**Problem statement**. Copy every line in which the string "your" occurs.

Extracted records:
=======

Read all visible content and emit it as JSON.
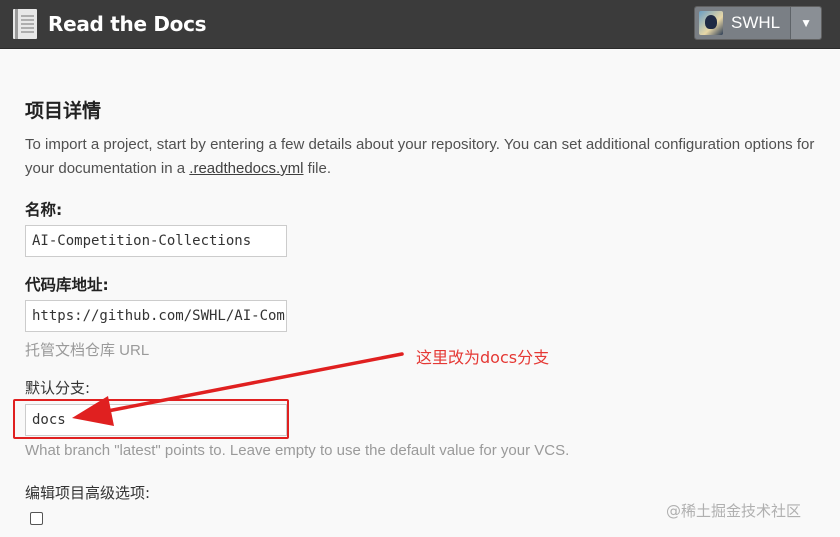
{
  "navbar": {
    "brand": "Read the Docs",
    "user": "SWHL",
    "caret": "▼"
  },
  "page": {
    "title": "项目详情",
    "intro_before": "To import a project, start by entering a few details about your repository. You can set additional configuration options for your documentation in a ",
    "intro_link": ".readthedocs.yml",
    "intro_after": " file."
  },
  "fields": {
    "name_label": "名称:",
    "name_value": "AI-Competition-Collections",
    "repo_label": "代码库地址:",
    "repo_value": "https://github.com/SWHL/AI-Competition-Collections",
    "repo_help": "托管文档仓库 URL",
    "branch_label": "默认分支:",
    "branch_value": "docs",
    "branch_help": "What branch \"latest\" points to. Leave empty to use the default value for your VCS.",
    "advanced_label": "编辑项目高级选项:"
  },
  "annotation": {
    "text": "这里改为docs分支",
    "color": "#e53935"
  },
  "watermark": "@稀土掘金技术社区"
}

=======

**Exercise response**.
    "intro_before": "To import a project, start by entering a few details about your repository. You can set additional configuration options for your documentation in a ",
    "branch_help": "What branch \"latest\" points to. Leave empty to use the default value for your VCS.",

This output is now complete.